Work to complete
Count the lines in the records below that contain the string "display". Give only the number.

[Annotated element entries]
---
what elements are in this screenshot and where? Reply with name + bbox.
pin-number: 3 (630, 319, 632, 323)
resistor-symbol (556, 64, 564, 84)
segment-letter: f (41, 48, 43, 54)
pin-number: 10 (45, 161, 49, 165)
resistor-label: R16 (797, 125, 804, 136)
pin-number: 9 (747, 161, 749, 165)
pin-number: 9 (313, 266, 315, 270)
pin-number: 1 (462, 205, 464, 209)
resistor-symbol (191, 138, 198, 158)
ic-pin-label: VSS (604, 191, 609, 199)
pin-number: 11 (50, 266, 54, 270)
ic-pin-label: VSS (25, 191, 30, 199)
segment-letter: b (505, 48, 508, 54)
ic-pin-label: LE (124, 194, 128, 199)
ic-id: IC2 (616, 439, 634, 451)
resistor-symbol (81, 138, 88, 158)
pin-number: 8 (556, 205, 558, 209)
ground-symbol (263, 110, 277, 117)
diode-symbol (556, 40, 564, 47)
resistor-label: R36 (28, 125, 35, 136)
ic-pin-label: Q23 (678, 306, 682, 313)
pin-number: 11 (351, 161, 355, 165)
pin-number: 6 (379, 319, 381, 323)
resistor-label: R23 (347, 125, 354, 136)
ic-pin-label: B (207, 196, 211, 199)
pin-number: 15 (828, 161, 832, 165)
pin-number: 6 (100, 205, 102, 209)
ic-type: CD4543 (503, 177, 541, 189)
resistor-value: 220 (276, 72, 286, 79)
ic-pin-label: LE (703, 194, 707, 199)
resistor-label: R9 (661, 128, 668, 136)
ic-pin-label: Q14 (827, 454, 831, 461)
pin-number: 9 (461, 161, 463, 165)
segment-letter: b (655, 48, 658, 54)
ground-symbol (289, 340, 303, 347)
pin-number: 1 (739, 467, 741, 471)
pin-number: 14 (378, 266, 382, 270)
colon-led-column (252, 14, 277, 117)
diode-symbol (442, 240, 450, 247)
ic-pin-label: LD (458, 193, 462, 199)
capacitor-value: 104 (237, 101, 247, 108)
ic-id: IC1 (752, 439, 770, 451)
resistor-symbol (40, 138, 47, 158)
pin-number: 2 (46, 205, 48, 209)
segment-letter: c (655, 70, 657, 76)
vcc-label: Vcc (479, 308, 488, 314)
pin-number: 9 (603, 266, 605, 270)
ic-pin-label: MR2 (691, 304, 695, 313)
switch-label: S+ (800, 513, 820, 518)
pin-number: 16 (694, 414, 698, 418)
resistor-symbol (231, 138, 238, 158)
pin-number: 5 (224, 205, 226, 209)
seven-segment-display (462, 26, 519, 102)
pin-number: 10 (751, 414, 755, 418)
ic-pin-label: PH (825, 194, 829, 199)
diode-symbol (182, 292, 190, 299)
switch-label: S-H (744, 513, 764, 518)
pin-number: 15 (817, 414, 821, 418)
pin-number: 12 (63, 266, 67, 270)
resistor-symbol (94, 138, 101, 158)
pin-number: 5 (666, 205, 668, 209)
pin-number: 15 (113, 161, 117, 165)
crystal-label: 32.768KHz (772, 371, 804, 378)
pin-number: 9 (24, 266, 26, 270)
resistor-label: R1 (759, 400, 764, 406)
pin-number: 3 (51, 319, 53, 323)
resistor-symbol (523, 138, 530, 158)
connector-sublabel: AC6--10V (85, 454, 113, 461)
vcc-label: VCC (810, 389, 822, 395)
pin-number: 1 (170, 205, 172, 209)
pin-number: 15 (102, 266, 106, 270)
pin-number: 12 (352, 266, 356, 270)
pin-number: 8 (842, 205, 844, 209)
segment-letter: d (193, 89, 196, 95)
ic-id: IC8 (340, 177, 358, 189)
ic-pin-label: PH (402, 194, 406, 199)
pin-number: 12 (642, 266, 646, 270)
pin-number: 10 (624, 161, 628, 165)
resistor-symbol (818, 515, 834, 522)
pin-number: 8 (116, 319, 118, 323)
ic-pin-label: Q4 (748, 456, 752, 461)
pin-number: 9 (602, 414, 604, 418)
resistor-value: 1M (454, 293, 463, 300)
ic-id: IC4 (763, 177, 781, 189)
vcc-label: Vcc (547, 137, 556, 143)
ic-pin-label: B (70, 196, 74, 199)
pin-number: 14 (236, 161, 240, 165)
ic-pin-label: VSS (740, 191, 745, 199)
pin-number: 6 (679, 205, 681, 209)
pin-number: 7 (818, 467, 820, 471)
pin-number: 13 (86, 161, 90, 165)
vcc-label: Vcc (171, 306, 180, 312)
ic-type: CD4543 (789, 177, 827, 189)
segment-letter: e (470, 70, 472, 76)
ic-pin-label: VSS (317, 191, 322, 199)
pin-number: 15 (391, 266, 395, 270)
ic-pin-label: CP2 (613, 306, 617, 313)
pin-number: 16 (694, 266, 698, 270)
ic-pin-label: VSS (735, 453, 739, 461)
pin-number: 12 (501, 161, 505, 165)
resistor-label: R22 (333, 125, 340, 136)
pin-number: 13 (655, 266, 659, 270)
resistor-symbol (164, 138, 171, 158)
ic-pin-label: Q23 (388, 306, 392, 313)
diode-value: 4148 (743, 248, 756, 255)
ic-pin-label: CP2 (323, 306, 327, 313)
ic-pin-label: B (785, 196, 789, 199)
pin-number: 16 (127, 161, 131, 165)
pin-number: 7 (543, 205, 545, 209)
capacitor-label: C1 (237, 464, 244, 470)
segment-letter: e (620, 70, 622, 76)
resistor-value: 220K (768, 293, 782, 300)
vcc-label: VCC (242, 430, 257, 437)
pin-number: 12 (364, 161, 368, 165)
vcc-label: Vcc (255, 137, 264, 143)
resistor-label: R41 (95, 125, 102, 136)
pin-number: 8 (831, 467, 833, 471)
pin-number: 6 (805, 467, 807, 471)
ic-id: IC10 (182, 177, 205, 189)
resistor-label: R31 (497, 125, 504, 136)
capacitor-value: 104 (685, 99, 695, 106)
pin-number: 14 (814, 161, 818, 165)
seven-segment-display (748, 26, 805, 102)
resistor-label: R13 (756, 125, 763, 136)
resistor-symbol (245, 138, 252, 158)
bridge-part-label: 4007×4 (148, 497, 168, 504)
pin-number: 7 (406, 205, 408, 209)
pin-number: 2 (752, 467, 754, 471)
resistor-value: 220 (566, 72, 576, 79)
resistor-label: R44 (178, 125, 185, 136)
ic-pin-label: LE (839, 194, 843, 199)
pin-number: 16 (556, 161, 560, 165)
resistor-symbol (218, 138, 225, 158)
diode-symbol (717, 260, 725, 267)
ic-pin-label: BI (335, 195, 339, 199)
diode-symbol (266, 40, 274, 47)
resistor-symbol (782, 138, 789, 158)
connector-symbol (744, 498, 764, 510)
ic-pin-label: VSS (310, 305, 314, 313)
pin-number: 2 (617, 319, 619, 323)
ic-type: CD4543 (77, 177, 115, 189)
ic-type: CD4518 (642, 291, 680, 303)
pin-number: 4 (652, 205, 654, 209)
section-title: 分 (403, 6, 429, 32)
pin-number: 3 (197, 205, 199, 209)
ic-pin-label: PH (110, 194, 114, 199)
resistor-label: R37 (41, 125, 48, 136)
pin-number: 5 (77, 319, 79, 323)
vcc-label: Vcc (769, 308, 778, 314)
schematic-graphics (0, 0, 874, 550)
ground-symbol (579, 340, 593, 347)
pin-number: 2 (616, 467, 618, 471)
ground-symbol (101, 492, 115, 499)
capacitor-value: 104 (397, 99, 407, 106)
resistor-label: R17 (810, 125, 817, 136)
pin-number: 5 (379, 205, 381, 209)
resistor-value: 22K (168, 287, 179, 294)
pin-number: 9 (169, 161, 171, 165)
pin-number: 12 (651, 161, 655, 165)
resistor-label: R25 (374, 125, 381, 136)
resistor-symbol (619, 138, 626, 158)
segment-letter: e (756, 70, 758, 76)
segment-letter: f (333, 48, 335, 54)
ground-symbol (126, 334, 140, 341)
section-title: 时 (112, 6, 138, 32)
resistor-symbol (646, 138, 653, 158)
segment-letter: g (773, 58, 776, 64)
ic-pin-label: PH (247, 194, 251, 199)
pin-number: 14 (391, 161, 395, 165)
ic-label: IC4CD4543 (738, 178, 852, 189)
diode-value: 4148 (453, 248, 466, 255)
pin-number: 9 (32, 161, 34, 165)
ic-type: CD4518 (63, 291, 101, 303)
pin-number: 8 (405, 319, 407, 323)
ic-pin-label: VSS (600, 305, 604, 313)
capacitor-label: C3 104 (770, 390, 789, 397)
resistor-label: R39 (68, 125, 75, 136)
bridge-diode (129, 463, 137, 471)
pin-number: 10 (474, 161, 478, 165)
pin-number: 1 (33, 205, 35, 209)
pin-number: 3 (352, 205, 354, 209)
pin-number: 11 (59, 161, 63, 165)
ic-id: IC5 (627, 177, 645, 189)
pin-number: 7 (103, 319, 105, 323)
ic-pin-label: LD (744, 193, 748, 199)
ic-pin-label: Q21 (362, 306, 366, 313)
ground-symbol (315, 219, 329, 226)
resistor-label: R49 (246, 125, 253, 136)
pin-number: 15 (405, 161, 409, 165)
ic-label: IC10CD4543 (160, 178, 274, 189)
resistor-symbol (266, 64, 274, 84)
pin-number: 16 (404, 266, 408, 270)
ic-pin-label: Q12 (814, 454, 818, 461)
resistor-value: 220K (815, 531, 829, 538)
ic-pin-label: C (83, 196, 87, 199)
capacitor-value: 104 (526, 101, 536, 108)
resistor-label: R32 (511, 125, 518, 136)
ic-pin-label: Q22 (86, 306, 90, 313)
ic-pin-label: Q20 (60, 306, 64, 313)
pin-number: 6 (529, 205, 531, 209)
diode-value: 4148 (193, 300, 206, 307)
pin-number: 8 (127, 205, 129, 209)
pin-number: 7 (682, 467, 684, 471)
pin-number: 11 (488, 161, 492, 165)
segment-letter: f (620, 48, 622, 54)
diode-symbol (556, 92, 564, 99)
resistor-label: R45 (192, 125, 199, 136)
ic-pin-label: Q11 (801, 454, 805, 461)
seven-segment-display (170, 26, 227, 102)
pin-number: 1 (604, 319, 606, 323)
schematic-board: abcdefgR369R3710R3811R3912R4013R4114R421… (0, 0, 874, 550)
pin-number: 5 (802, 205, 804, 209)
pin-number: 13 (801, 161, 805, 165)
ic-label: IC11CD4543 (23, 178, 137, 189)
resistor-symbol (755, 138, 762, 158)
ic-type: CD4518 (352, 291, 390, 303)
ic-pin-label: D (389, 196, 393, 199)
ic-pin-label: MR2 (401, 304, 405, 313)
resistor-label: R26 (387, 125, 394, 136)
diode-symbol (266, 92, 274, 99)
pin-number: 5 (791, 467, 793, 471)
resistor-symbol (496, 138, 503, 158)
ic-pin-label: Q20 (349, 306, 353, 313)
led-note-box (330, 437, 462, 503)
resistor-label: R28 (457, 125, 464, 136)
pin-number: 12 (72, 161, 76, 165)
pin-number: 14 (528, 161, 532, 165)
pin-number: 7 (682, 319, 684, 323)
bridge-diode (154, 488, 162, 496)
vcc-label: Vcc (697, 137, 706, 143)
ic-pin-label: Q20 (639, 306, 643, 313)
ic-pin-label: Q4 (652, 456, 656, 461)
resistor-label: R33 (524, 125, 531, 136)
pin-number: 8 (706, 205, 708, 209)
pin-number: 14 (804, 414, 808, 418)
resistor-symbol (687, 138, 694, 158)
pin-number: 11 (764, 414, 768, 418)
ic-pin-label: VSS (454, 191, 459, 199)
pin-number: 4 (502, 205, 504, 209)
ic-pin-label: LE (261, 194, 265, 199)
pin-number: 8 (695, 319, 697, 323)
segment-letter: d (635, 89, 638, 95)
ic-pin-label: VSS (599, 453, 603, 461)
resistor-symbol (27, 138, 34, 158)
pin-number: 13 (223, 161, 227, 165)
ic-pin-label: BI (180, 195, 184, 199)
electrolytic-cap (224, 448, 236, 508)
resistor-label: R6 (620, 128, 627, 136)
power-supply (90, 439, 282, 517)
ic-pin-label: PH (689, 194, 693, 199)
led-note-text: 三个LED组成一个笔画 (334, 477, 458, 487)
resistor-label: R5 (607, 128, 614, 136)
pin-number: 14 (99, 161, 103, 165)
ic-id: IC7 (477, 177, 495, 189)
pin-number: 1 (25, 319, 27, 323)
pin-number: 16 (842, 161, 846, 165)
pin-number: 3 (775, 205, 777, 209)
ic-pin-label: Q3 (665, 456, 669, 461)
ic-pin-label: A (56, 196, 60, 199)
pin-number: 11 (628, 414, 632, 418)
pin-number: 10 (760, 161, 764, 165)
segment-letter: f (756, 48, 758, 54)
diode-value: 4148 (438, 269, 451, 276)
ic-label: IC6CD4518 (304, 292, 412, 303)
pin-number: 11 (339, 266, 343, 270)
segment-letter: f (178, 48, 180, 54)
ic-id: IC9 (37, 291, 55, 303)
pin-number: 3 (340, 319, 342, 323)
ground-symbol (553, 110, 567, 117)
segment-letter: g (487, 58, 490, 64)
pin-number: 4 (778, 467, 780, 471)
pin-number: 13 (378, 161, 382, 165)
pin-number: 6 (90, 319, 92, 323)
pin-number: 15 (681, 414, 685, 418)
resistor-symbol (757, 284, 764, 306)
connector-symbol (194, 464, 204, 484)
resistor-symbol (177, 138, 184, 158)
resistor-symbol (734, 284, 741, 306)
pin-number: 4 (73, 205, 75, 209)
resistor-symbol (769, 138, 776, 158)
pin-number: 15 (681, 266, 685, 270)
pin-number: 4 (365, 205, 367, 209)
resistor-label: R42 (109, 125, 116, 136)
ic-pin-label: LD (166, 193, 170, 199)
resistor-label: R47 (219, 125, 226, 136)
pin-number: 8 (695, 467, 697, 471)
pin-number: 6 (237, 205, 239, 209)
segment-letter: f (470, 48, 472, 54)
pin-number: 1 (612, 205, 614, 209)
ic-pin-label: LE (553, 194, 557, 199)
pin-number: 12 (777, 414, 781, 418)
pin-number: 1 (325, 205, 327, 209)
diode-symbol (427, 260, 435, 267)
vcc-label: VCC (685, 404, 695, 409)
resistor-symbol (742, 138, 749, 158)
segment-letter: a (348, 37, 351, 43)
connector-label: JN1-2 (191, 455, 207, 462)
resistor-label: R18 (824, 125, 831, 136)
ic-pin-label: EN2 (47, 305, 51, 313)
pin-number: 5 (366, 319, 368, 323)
---
Exercise result
3